**Extracted data entries:**
--
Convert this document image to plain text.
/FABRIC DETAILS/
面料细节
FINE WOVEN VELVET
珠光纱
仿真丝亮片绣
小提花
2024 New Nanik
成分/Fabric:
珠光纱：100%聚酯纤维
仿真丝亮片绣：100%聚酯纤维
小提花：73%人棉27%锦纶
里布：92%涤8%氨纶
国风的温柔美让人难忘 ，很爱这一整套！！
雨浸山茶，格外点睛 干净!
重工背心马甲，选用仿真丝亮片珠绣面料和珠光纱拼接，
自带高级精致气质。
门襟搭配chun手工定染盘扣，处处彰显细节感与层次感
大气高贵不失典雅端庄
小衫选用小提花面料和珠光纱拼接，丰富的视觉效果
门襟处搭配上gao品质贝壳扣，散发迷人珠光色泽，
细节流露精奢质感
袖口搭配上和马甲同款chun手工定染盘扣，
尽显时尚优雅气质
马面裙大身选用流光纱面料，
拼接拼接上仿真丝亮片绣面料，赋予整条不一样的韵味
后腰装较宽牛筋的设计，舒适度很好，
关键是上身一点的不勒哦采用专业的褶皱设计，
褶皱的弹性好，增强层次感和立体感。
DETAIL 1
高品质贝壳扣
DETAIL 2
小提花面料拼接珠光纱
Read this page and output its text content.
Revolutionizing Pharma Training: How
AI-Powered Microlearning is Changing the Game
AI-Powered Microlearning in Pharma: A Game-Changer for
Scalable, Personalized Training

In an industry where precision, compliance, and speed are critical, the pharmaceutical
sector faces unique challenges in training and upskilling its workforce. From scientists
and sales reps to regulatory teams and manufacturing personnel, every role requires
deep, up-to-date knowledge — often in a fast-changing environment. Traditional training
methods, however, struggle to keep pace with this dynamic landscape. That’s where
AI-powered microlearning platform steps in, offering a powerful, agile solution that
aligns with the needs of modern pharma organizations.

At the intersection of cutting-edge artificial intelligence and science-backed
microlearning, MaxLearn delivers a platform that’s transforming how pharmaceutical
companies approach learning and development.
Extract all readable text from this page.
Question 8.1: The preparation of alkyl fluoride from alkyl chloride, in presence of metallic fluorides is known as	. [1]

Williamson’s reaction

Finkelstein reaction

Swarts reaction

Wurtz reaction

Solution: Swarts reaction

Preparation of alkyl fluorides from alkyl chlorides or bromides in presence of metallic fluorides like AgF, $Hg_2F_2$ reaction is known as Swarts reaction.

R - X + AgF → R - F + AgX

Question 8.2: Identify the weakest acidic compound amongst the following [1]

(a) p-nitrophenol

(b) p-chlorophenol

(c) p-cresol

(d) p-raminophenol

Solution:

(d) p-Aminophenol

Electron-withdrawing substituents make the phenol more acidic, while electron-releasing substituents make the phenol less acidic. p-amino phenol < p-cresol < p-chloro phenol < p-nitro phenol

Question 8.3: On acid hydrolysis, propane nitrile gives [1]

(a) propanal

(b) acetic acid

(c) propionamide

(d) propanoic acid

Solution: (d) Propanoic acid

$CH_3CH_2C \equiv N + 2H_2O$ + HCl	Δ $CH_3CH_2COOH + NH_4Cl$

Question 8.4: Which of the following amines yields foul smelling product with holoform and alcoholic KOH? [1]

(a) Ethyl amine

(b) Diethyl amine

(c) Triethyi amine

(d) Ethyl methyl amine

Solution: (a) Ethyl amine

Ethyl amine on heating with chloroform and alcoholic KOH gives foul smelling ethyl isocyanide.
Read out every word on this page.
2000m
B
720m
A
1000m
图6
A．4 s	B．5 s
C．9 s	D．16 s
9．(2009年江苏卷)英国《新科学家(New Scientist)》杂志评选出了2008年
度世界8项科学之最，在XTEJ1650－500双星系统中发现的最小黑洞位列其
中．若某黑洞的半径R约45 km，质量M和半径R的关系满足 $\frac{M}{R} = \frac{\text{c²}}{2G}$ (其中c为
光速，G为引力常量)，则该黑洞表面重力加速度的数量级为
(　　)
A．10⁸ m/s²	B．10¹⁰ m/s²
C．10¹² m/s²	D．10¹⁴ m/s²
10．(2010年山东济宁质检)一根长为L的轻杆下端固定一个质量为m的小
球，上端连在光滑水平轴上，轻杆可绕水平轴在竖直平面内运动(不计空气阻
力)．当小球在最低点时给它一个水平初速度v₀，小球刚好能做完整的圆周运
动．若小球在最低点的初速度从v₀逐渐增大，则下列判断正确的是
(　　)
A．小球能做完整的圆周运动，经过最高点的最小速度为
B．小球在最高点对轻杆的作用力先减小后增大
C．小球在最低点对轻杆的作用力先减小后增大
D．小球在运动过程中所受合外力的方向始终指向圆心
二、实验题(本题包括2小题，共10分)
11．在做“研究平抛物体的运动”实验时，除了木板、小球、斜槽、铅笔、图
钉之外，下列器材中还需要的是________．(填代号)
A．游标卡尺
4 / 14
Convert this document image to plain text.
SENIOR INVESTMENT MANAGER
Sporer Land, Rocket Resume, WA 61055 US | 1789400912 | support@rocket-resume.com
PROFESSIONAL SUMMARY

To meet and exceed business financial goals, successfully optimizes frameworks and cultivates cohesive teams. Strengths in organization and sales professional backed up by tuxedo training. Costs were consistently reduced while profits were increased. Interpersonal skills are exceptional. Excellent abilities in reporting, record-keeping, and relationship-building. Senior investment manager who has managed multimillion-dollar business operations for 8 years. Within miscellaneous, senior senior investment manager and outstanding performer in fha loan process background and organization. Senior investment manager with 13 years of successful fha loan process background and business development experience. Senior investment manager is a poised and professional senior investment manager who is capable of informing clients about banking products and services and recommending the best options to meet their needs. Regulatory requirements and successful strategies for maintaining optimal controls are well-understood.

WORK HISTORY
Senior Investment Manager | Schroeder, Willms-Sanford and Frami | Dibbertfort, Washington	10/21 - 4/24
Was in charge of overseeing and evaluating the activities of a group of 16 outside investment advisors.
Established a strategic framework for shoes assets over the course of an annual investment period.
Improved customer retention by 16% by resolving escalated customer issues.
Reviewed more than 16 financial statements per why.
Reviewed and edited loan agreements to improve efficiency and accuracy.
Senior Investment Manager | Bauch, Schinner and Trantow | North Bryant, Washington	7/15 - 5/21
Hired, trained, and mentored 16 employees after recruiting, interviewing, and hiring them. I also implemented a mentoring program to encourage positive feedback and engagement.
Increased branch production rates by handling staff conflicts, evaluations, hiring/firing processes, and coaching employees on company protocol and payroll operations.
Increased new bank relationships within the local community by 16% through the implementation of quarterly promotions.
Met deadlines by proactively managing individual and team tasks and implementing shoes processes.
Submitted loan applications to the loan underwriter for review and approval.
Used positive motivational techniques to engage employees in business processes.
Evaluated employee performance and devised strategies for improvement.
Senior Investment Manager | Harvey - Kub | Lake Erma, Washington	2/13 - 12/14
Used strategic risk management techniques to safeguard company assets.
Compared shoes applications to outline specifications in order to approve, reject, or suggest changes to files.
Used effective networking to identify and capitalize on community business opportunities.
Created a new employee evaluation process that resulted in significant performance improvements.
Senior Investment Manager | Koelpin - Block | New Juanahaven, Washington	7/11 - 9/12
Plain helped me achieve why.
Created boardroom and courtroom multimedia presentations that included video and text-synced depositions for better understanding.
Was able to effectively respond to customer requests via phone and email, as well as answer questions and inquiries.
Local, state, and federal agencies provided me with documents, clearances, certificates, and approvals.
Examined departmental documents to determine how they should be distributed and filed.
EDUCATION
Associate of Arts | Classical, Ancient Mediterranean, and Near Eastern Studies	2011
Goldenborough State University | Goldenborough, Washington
--
**GIVEN TASK:**
How many lines of the listing include the string "gives"? Answer with the number alone.

**REPLY:**
2